→ **Task details**:
Tally the lines below that contain the word "labeling", then give the tally and nothing more.

→ **Data section**:
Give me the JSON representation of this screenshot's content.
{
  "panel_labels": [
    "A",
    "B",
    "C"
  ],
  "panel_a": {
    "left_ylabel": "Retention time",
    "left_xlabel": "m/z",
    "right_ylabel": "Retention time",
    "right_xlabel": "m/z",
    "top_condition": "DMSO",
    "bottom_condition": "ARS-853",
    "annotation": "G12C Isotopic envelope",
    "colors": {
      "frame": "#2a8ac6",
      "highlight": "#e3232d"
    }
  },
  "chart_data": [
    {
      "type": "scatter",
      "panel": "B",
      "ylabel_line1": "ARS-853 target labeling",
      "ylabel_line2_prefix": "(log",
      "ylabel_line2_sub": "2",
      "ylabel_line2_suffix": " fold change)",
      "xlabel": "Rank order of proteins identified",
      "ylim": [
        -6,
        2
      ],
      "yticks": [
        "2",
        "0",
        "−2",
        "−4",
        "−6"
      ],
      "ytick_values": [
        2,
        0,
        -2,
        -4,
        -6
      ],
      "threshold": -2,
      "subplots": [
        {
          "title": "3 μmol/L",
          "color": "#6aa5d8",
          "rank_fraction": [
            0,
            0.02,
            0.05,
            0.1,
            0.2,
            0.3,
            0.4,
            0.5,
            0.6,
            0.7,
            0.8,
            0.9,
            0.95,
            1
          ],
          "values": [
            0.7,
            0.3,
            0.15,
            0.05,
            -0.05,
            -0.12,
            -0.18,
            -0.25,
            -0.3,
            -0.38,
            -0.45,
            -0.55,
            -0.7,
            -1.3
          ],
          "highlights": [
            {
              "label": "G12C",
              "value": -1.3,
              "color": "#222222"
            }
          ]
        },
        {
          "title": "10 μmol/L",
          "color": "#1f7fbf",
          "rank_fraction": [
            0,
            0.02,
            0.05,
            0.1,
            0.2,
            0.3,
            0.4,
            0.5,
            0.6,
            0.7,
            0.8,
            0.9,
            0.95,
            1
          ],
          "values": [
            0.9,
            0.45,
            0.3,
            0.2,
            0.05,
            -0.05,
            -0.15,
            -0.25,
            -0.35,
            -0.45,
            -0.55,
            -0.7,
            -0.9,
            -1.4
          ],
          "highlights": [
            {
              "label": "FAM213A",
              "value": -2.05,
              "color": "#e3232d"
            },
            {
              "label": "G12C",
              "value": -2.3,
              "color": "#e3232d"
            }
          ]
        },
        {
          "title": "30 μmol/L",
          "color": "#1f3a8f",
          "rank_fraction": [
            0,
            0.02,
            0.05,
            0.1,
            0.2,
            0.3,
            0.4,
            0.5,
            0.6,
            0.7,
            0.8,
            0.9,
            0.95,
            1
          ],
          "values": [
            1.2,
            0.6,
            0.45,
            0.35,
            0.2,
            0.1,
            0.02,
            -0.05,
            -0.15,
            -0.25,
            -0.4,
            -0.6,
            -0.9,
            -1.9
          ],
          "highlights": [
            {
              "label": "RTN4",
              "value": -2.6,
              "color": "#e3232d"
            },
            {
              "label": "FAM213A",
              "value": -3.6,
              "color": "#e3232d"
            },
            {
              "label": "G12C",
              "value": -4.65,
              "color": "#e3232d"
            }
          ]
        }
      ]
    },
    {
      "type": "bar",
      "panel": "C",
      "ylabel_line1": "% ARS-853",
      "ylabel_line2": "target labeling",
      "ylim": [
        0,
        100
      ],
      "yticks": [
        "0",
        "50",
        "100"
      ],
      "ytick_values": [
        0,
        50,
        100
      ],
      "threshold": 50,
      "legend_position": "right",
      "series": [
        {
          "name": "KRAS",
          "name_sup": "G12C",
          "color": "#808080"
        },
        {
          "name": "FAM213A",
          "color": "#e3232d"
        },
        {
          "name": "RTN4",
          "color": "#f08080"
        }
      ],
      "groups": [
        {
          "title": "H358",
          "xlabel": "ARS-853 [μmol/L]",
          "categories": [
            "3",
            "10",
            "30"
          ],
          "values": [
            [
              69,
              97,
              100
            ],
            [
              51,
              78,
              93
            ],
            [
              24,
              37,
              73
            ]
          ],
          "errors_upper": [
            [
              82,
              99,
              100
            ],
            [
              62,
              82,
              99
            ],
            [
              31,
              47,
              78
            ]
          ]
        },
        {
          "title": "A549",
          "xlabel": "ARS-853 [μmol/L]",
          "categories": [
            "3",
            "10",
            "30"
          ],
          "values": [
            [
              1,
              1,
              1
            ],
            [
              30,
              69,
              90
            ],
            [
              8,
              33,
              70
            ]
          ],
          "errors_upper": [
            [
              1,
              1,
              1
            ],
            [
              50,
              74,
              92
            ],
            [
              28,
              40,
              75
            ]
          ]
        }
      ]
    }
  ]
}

→ **Expected output**:
2